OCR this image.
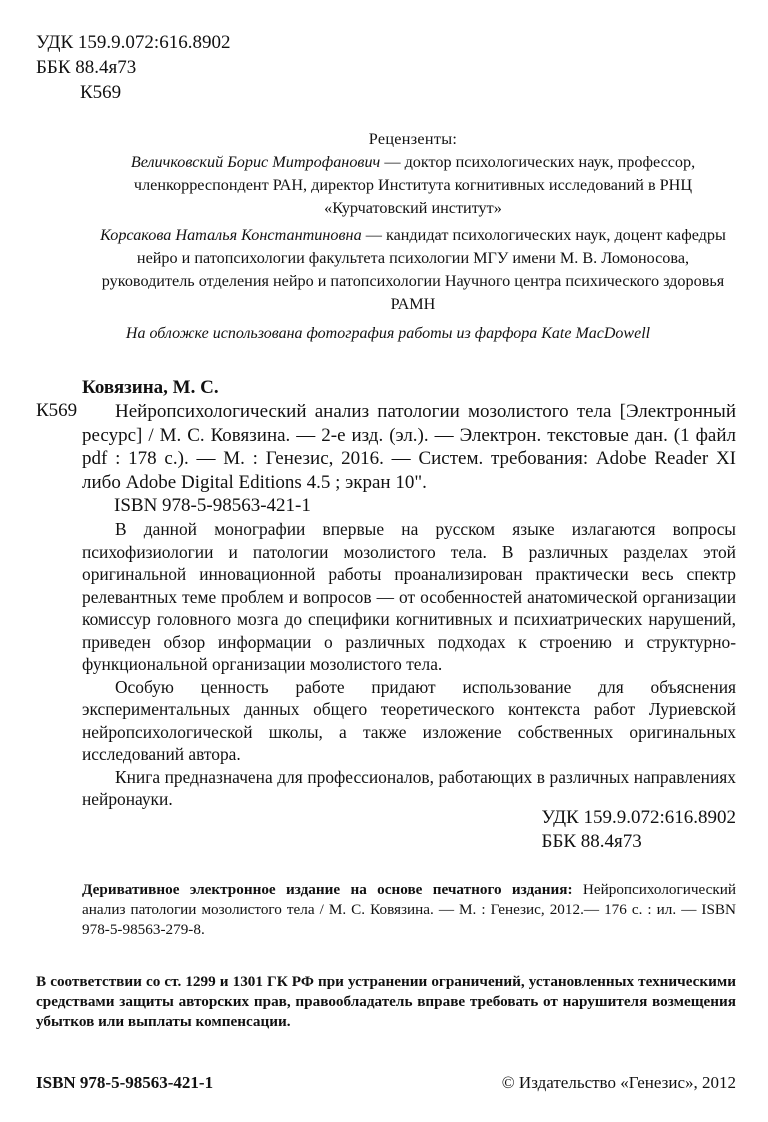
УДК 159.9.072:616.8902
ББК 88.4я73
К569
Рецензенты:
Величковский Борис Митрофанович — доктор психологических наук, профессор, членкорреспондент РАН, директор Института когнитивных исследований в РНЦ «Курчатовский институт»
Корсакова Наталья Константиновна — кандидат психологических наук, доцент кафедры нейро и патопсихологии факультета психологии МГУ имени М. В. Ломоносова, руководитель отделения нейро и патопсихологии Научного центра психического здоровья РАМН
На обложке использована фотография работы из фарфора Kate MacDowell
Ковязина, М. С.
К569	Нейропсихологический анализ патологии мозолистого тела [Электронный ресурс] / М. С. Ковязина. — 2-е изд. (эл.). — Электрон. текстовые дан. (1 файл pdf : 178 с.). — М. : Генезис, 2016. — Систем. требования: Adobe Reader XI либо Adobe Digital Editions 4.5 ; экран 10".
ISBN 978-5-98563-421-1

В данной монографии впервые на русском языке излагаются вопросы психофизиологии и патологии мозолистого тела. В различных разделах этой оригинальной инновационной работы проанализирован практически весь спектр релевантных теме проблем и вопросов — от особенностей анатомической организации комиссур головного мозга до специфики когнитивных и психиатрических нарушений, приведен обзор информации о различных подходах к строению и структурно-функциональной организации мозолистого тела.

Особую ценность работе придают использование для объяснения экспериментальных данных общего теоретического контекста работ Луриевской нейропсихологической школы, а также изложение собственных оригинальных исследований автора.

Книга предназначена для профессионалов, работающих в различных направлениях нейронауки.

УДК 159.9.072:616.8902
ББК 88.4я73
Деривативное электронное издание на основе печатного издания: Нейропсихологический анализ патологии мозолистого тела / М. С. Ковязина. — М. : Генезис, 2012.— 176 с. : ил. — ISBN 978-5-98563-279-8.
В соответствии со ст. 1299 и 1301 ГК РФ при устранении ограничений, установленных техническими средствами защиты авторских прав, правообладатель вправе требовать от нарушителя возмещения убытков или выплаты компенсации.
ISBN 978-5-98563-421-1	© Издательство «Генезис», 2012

REQUEST: Will you set down the records word for word while leaving out every picture?

WORKED ANSWER:
OCR this image.
УДК 159.9.072:616.8902
ББК 88.4я73
К569
Рецензенты:
Величковский Борис Митрофанович — доктор психологических наук, профессор, членкорреспондент РАН, директор Института когнитивных исследований в РНЦ «Курчатовский институт»
Корсакова Наталья Константиновна — кандидат психологических наук, доцент кафедры нейро и патопсихологии факультета психологии МГУ имени М. В. Ломоносова, руководитель отделения нейро и патопсихологии Научного центра психического здоровья РАМН
На обложке использована фотография работы из фарфора Kate MacDowell
Ковязина, М. С.
К569	Нейропсихологический анализ патологии мозолистого тела [Электронный ресурс] / М. С. Ковязина. — 2-е изд. (эл.). — Электрон. текстовые дан. (1 файл pdf : 178 с.). — М. : Генезис, 2016. — Систем. требования: Adobe Reader XI либо Adobe Digital Editions 4.5 ; экран 10".
ISBN 978-5-98563-421-1

В данной монографии впервые на русском языке излагаются вопросы психофизиологии и патологии мозолистого тела. В различных разделах этой оригинальной инновационной работы проанализирован практически весь спектр релевантных теме проблем и вопросов — от особенностей анатомической организации комиссур головного мозга до специфики когнитивных и психиатрических нарушений, приведен обзор информации о различных подходах к строению и структурно-функциональной организации мозолистого тела.

Особую ценность работе придают использование для объяснения экспериментальных данных общего теоретического контекста работ Луриевской нейропсихологической школы, а также изложение собственных оригинальных исследований автора.

Книга предназначена для профессионалов, работающих в различных направлениях нейронауки.

УДК 159.9.072:616.8902
ББК 88.4я73
Деривативное электронное издание на основе печатного издания: Нейропсихологический анализ патологии мозолистого тела / М. С. Ковязина. — М. : Генезис, 2012.— 176 с. : ил. — ISBN 978-5-98563-279-8.
В соответствии со ст. 1299 и 1301 ГК РФ при устранении ограничений, установленных техническими средствами защиты авторских прав, правообладатель вправе требовать от нарушителя возмещения убытков или выплаты компенсации.
ISBN 978-5-98563-421-1	© Издательство «Генезис», 2012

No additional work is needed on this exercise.